(Problem): Skip the pictures and quote all of the lines exactly.

(Materials provided):
──────────────────────────────

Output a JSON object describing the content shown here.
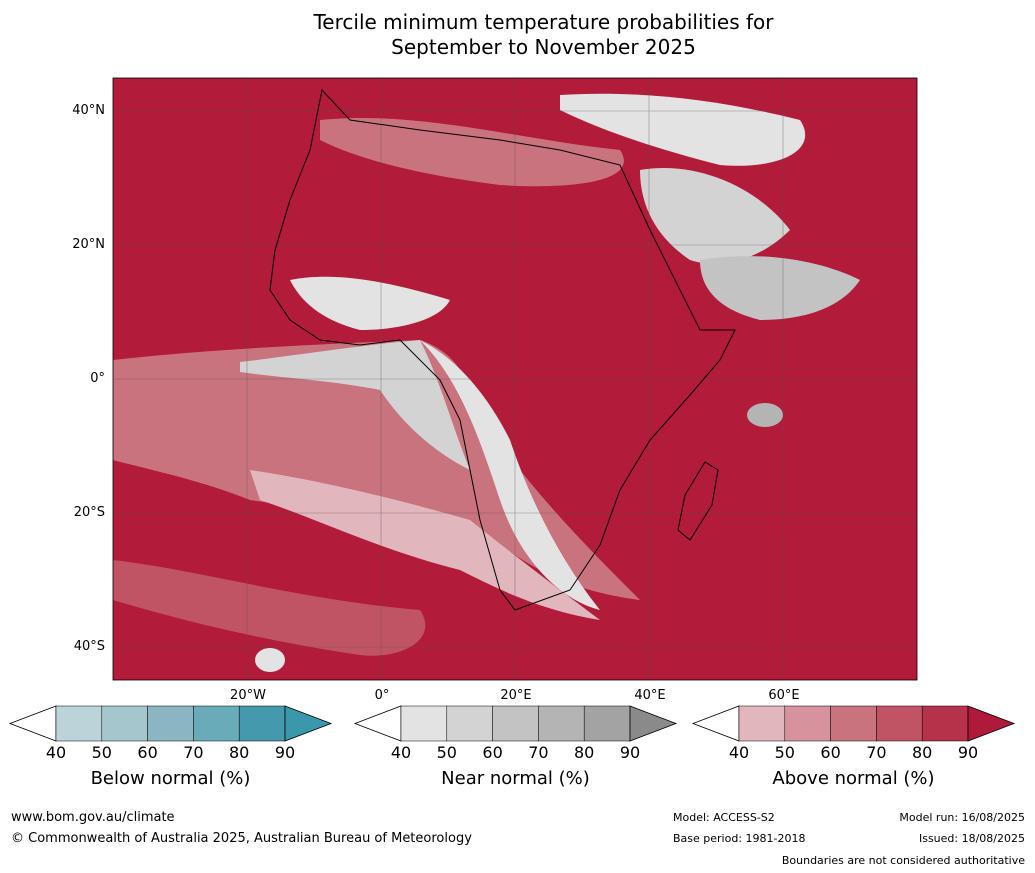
{
  "title_line1": "Tercile minimum temperature probabilities for",
  "title_line2": "September to November 2025",
  "lat_labels": [
    "40°N",
    "20°N",
    "0°",
    "20°S",
    "40°S"
  ],
  "lon_labels": [
    "20°W",
    "0°",
    "20°E",
    "40°E",
    "60°E"
  ],
  "colorbars": [
    {
      "name": "below",
      "title": "Below normal (%)",
      "ticks": [
        "40",
        "50",
        "60",
        "70",
        "80",
        "90"
      ],
      "colors": [
        "#ffffff",
        "#bcd3da",
        "#a6c6cd",
        "#8bb5c0",
        "#6aabb9",
        "#4499ac",
        "#3a98ad"
      ]
    },
    {
      "name": "near",
      "title": "Near normal (%)",
      "ticks": [
        "40",
        "50",
        "60",
        "70",
        "80",
        "90"
      ],
      "colors": [
        "#ffffff",
        "#e3e3e3",
        "#d3d3d3",
        "#c3c3c3",
        "#b4b4b4",
        "#a3a3a3",
        "#8a8a8a"
      ]
    },
    {
      "name": "above",
      "title": "Above normal (%)",
      "ticks": [
        "40",
        "50",
        "60",
        "70",
        "80",
        "90"
      ],
      "colors": [
        "#ffffff",
        "#e2b6bd",
        "#d6939d",
        "#c9737f",
        "#c05464",
        "#b5324a",
        "#b01a3a"
      ]
    }
  ],
  "colors": {
    "ocean_above": "#b31b3a",
    "land_line": "#000000",
    "border": "#7f7f7f"
  },
  "footer": {
    "site": "www.bom.gov.au/climate",
    "copyright": "© Commonwealth of Australia 2025, Australian Bureau of Meteorology",
    "model": "Model: ACCESS-S2",
    "base_period": "Base period: 1981-2018",
    "model_run": "Model run: 16/08/2025",
    "issued": "Issued: 18/08/2025",
    "boundaries": "Boundaries are not considered authoritative"
  }
}
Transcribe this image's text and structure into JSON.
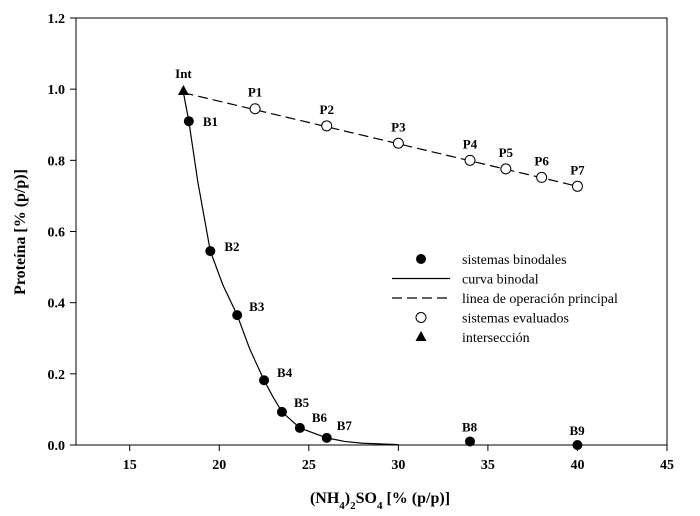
{
  "chart_data": {
    "type": "scatter",
    "xlabel_parts": [
      {
        "t": "(NH",
        "sub": false
      },
      {
        "t": "4",
        "sub": true
      },
      {
        "t": ")",
        "sub": false
      },
      {
        "t": "2",
        "sub": true
      },
      {
        "t": "SO",
        "sub": false
      },
      {
        "t": "4",
        "sub": true
      },
      {
        "t": " [% (p/p)]",
        "sub": false
      }
    ],
    "ylabel": "Proteína [% (p/p)]",
    "xlim": [
      12,
      45
    ],
    "ylim": [
      0,
      1.2
    ],
    "xticks": [
      15,
      20,
      25,
      30,
      35,
      40,
      45
    ],
    "yticks": [
      0.0,
      0.2,
      0.4,
      0.6,
      0.8,
      1.0,
      1.2
    ],
    "yticks_labels": [
      "0.0",
      "0.2",
      "0.4",
      "0.6",
      "0.8",
      "1.0",
      "1.2"
    ],
    "legend_position": "center-right",
    "series": [
      {
        "name": "sistemas binodales",
        "kind": "filled-circle",
        "points": [
          {
            "label": "B1",
            "x": 18.3,
            "y": 0.91
          },
          {
            "label": "B2",
            "x": 19.5,
            "y": 0.545
          },
          {
            "label": "B3",
            "x": 21.0,
            "y": 0.365
          },
          {
            "label": "B4",
            "x": 22.5,
            "y": 0.182
          },
          {
            "label": "B5",
            "x": 23.5,
            "y": 0.093
          },
          {
            "label": "B6",
            "x": 24.5,
            "y": 0.048
          },
          {
            "label": "B7",
            "x": 26.0,
            "y": 0.02
          },
          {
            "label": "B8",
            "x": 34.0,
            "y": 0.01
          },
          {
            "label": "B9",
            "x": 40.0,
            "y": 0.0
          }
        ]
      },
      {
        "name": "curva binodal",
        "kind": "solid-line",
        "points": [
          {
            "x": 18.0,
            "y": 0.99
          },
          {
            "x": 18.3,
            "y": 0.91
          },
          {
            "x": 18.8,
            "y": 0.74
          },
          {
            "x": 19.5,
            "y": 0.545
          },
          {
            "x": 20.2,
            "y": 0.45
          },
          {
            "x": 21.0,
            "y": 0.365
          },
          {
            "x": 21.7,
            "y": 0.27
          },
          {
            "x": 22.5,
            "y": 0.182
          },
          {
            "x": 23.0,
            "y": 0.135
          },
          {
            "x": 23.5,
            "y": 0.093
          },
          {
            "x": 24.5,
            "y": 0.048
          },
          {
            "x": 26.0,
            "y": 0.02
          },
          {
            "x": 27.0,
            "y": 0.01
          },
          {
            "x": 28.0,
            "y": 0.005
          },
          {
            "x": 30.0,
            "y": 0.001
          }
        ]
      },
      {
        "name": "linea de operación principal",
        "kind": "dashed-line",
        "points": [
          {
            "x": 18.0,
            "y": 0.99
          },
          {
            "x": 40.0,
            "y": 0.727
          }
        ]
      },
      {
        "name": "sistemas evaluados",
        "kind": "open-circle",
        "points": [
          {
            "label": "P1",
            "x": 22.0,
            "y": 0.945
          },
          {
            "label": "P2",
            "x": 26.0,
            "y": 0.897
          },
          {
            "label": "P3",
            "x": 30.0,
            "y": 0.848
          },
          {
            "label": "P4",
            "x": 34.0,
            "y": 0.8
          },
          {
            "label": "P5",
            "x": 36.0,
            "y": 0.776
          },
          {
            "label": "P6",
            "x": 38.0,
            "y": 0.752
          },
          {
            "label": "P7",
            "x": 40.0,
            "y": 0.727
          }
        ]
      },
      {
        "name": "intersección",
        "kind": "triangle",
        "points": [
          {
            "label": "Int",
            "x": 18.0,
            "y": 0.995
          }
        ]
      }
    ]
  }
}
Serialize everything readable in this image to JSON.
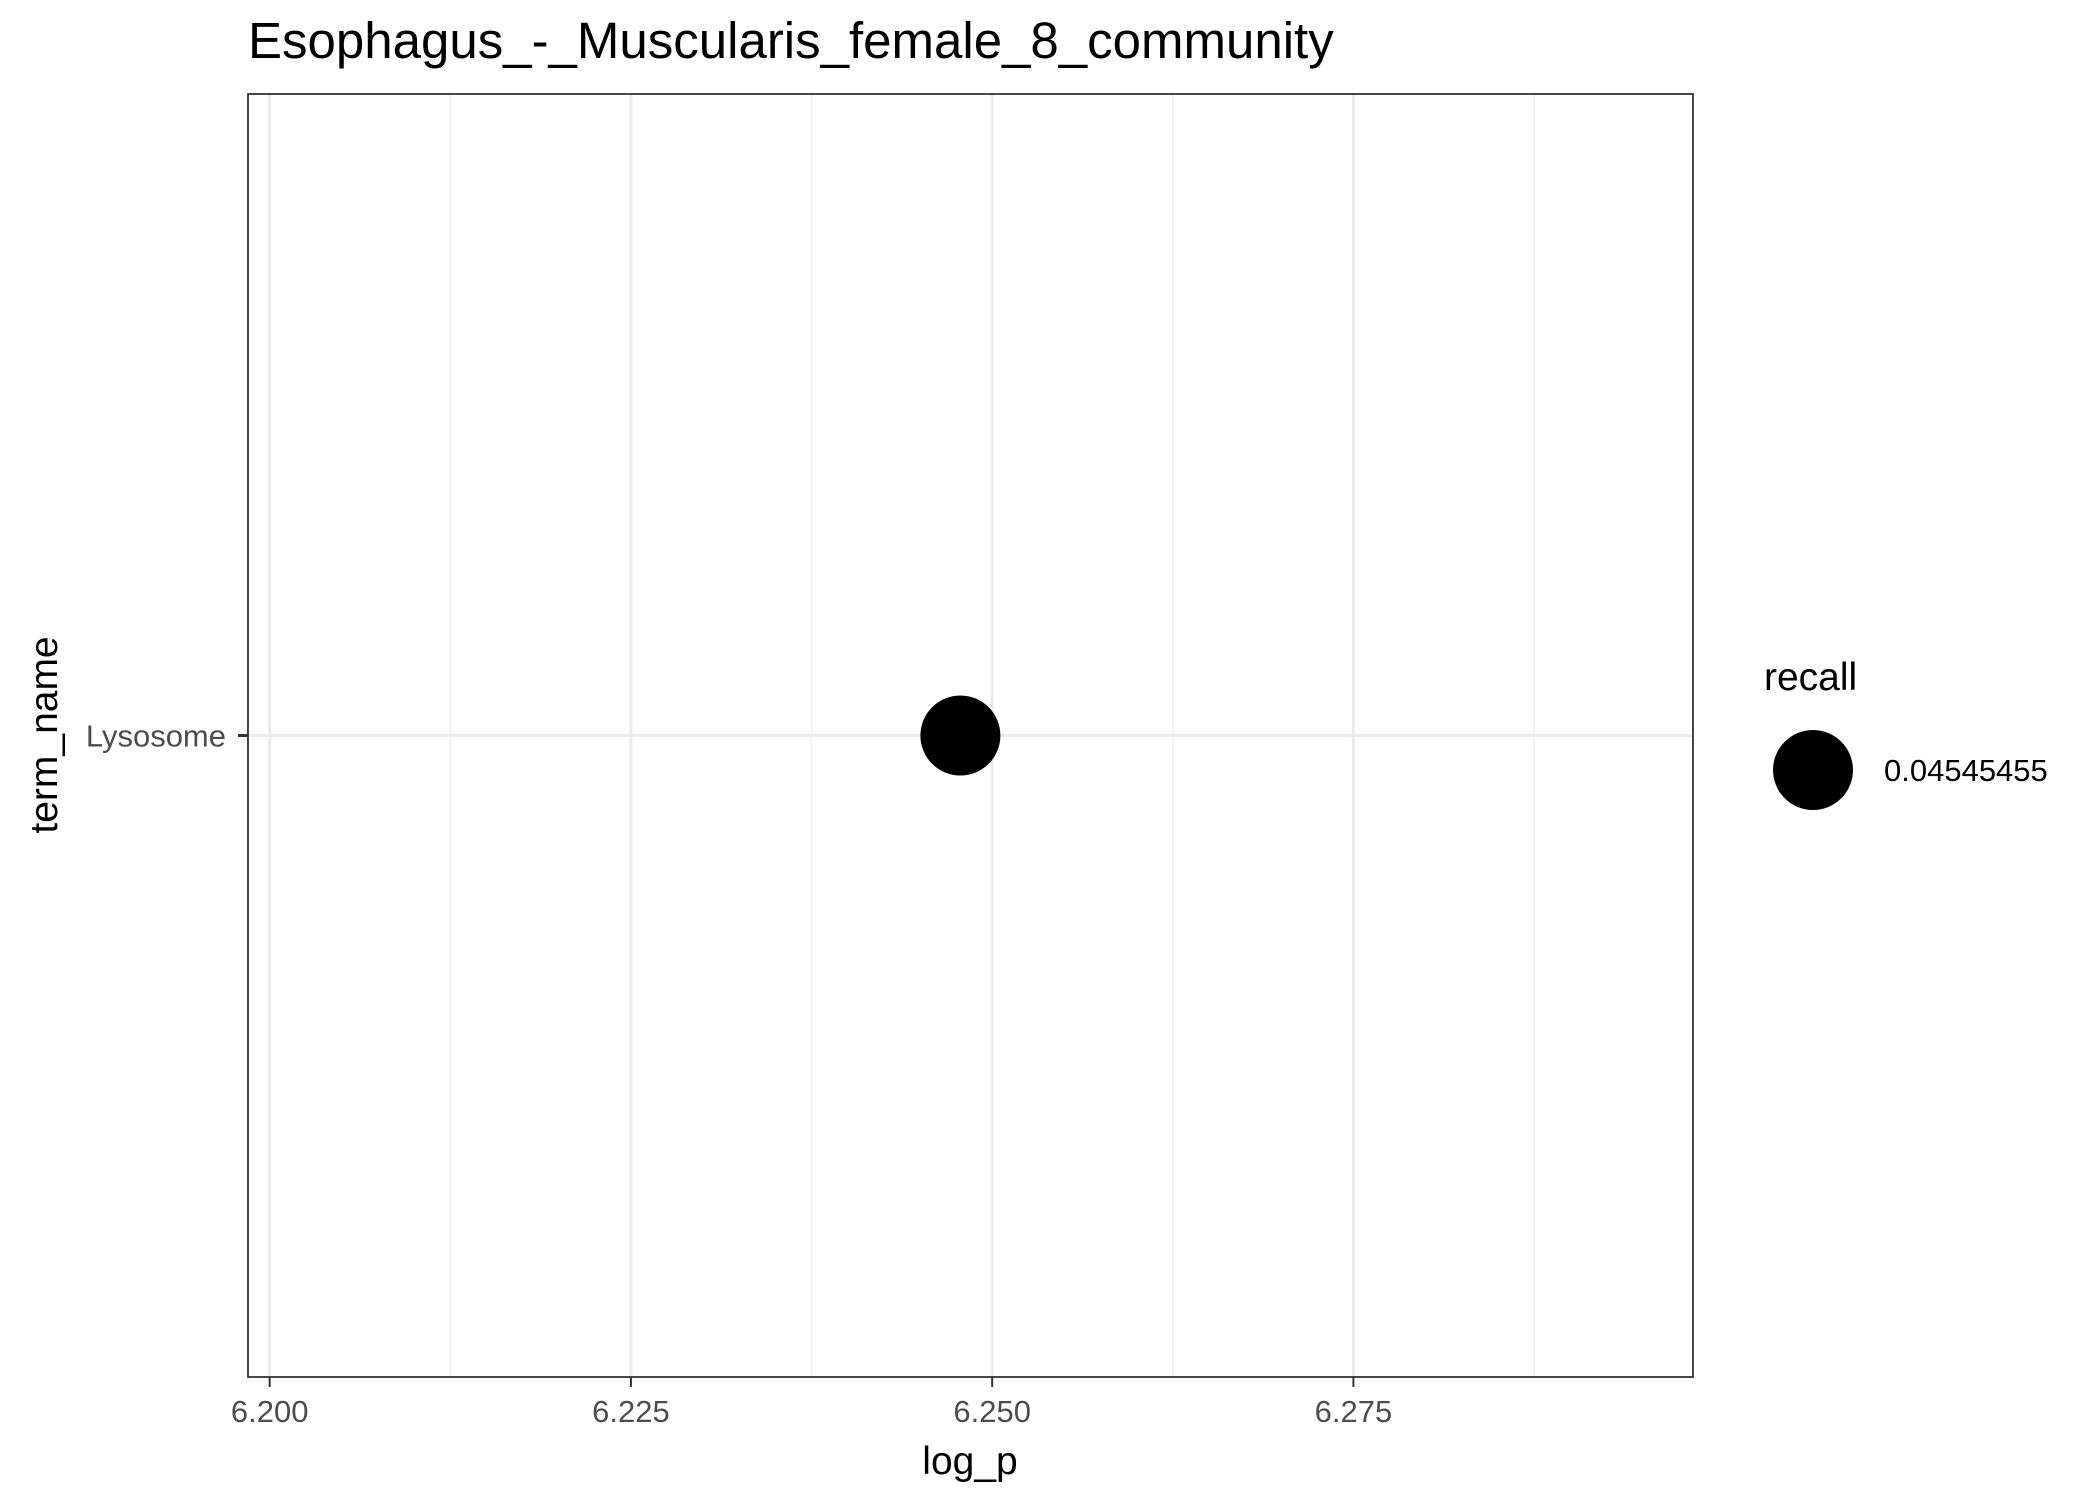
{
  "chart_data": {
    "type": "scatter",
    "title": "Esophagus_-_Muscularis_female_8_community",
    "xlabel": "log_p",
    "ylabel": "term_name",
    "xlim": [
      6.1985,
      6.2985
    ],
    "x_ticks": [
      6.2,
      6.225,
      6.25,
      6.275
    ],
    "x_tick_labels": [
      "6.200",
      "6.225",
      "6.250",
      "6.275"
    ],
    "categories": [
      "Lysosome"
    ],
    "points": [
      {
        "term_name": "Lysosome",
        "log_p": 6.2478,
        "recall": 0.04545455
      }
    ],
    "grid": true,
    "legend": {
      "title": "recall",
      "position": "right",
      "entries": [
        {
          "label": "0.04545455",
          "value": 0.04545455
        }
      ]
    },
    "colors": {
      "point": "#000000",
      "panel_border": "#333333",
      "grid_major": "#ebebeb",
      "grid_minor": "#f2f2f2",
      "tick_text": "#4d4d4d"
    }
  }
}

──────────────────────────────

(Result of this exercise):
Output a JSON object describing the content shown here.
{
  "title_line1": "Tercile minimum temperature probabilities for",
  "title_line2": "September to November 2025",
  "lat_labels": [
    "40°N",
    "20°N",
    "0°",
    "20°S",
    "40°S"
  ],
  "lon_labels": [
    "20°W",
    "0°",
    "20°E",
    "40°E",
    "60°E"
  ],
  "colorbars": [
    {
      "name": "below",
      "title": "Below normal (%)",
      "ticks": [
        "40",
        "50",
        "60",
        "70",
        "80",
        "90"
      ],
      "colors": [
        "#ffffff",
        "#bcd3da",
        "#a6c6cd",
        "#8bb5c0",
        "#6aabb9",
        "#4499ac",
        "#3a98ad"
      ]
    },
    {
      "name": "near",
      "title": "Near normal (%)",
      "ticks": [
        "40",
        "50",
        "60",
        "70",
        "80",
        "90"
      ],
      "colors": [
        "#ffffff",
        "#e3e3e3",
        "#d3d3d3",
        "#c3c3c3",
        "#b4b4b4",
        "#a3a3a3",
        "#8a8a8a"
      ]
    },
    {
      "name": "above",
      "title": "Above normal (%)",
      "ticks": [
        "40",
        "50",
        "60",
        "70",
        "80",
        "90"
      ],
      "colors": [
        "#ffffff",
        "#e2b6bd",
        "#d6939d",
        "#c9737f",
        "#c05464",
        "#b5324a",
        "#b01a3a"
      ]
    }
  ],
  "colors": {
    "ocean_above": "#b31b3a",
    "land_line": "#000000",
    "border": "#7f7f7f"
  },
  "footer": {
    "site": "www.bom.gov.au/climate",
    "copyright": "© Commonwealth of Australia 2025, Australian Bureau of Meteorology",
    "model": "Model: ACCESS-S2",
    "base_period": "Base period: 1981-2018",
    "model_run": "Model run: 16/08/2025",
    "issued": "Issued: 18/08/2025",
    "boundaries": "Boundaries are not considered authoritative"
  }
}
Transcribe this image's text and structure into JSON.
{
  "chart_data": {
    "type": "scatter",
    "xlabel_parts": [
      {
        "t": "(NH",
        "sub": false
      },
      {
        "t": "4",
        "sub": true
      },
      {
        "t": ")",
        "sub": false
      },
      {
        "t": "2",
        "sub": true
      },
      {
        "t": "SO",
        "sub": false
      },
      {
        "t": "4",
        "sub": true
      },
      {
        "t": " [% (p/p)]",
        "sub": false
      }
    ],
    "ylabel": "Proteína [% (p/p)]",
    "xlim": [
      12,
      45
    ],
    "ylim": [
      0,
      1.2
    ],
    "xticks": [
      15,
      20,
      25,
      30,
      35,
      40,
      45
    ],
    "yticks": [
      0.0,
      0.2,
      0.4,
      0.6,
      0.8,
      1.0,
      1.2
    ],
    "yticks_labels": [
      "0.0",
      "0.2",
      "0.4",
      "0.6",
      "0.8",
      "1.0",
      "1.2"
    ],
    "legend_position": "center-right",
    "series": [
      {
        "name": "sistemas binodales",
        "kind": "filled-circle",
        "points": [
          {
            "label": "B1",
            "x": 18.3,
            "y": 0.91
          },
          {
            "label": "B2",
            "x": 19.5,
            "y": 0.545
          },
          {
            "label": "B3",
            "x": 21.0,
            "y": 0.365
          },
          {
            "label": "B4",
            "x": 22.5,
            "y": 0.182
          },
          {
            "label": "B5",
            "x": 23.5,
            "y": 0.093
          },
          {
            "label": "B6",
            "x": 24.5,
            "y": 0.048
          },
          {
            "label": "B7",
            "x": 26.0,
            "y": 0.02
          },
          {
            "label": "B8",
            "x": 34.0,
            "y": 0.01
          },
          {
            "label": "B9",
            "x": 40.0,
            "y": 0.0
          }
        ]
      },
      {
        "name": "curva binodal",
        "kind": "solid-line",
        "points": [
          {
            "x": 18.0,
            "y": 0.99
          },
          {
            "x": 18.3,
            "y": 0.91
          },
          {
            "x": 18.8,
            "y": 0.74
          },
          {
            "x": 19.5,
            "y": 0.545
          },
          {
            "x": 20.2,
            "y": 0.45
          },
          {
            "x": 21.0,
            "y": 0.365
          },
          {
            "x": 21.7,
            "y": 0.27
          },
          {
            "x": 22.5,
            "y": 0.182
          },
          {
            "x": 23.0,
            "y": 0.135
          },
          {
            "x": 23.5,
            "y": 0.093
          },
          {
            "x": 24.5,
            "y": 0.048
          },
          {
            "x": 26.0,
            "y": 0.02
          },
          {
            "x": 27.0,
            "y": 0.01
          },
          {
            "x": 28.0,
            "y": 0.005
          },
          {
            "x": 30.0,
            "y": 0.001
          }
        ]
      },
      {
        "name": "linea de operación principal",
        "kind": "dashed-line",
        "points": [
          {
            "x": 18.0,
            "y": 0.99
          },
          {
            "x": 40.0,
            "y": 0.727
          }
        ]
      },
      {
        "name": "sistemas evaluados",
        "kind": "open-circle",
        "points": [
          {
            "label": "P1",
            "x": 22.0,
            "y": 0.945
          },
          {
            "label": "P2",
            "x": 26.0,
            "y": 0.897
          },
          {
            "label": "P3",
            "x": 30.0,
            "y": 0.848
          },
          {
            "label": "P4",
            "x": 34.0,
            "y": 0.8
          },
          {
            "label": "P5",
            "x": 36.0,
            "y": 0.776
          },
          {
            "label": "P6",
            "x": 38.0,
            "y": 0.752
          },
          {
            "label": "P7",
            "x": 40.0,
            "y": 0.727
          }
        ]
      },
      {
        "name": "intersección",
        "kind": "triangle",
        "points": [
          {
            "label": "Int",
            "x": 18.0,
            "y": 0.995
          }
        ]
      }
    ]
  }
}
Serialize everything readable in this image to JSON.
{
  "chart_data": {
    "type": "scatter",
    "title": "Esophagus_-_Muscularis_female_8_community",
    "xlabel": "log_p",
    "ylabel": "term_name",
    "xlim": [
      6.1985,
      6.2985
    ],
    "x_ticks": [
      6.2,
      6.225,
      6.25,
      6.275
    ],
    "x_tick_labels": [
      "6.200",
      "6.225",
      "6.250",
      "6.275"
    ],
    "categories": [
      "Lysosome"
    ],
    "points": [
      {
        "term_name": "Lysosome",
        "log_p": 6.2478,
        "recall": 0.04545455
      }
    ],
    "grid": true,
    "legend": {
      "title": "recall",
      "position": "right",
      "entries": [
        {
          "label": "0.04545455",
          "value": 0.04545455
        }
      ]
    },
    "colors": {
      "point": "#000000",
      "panel_border": "#333333",
      "grid_major": "#ebebeb",
      "grid_minor": "#f2f2f2",
      "tick_text": "#4d4d4d"
    }
  }
}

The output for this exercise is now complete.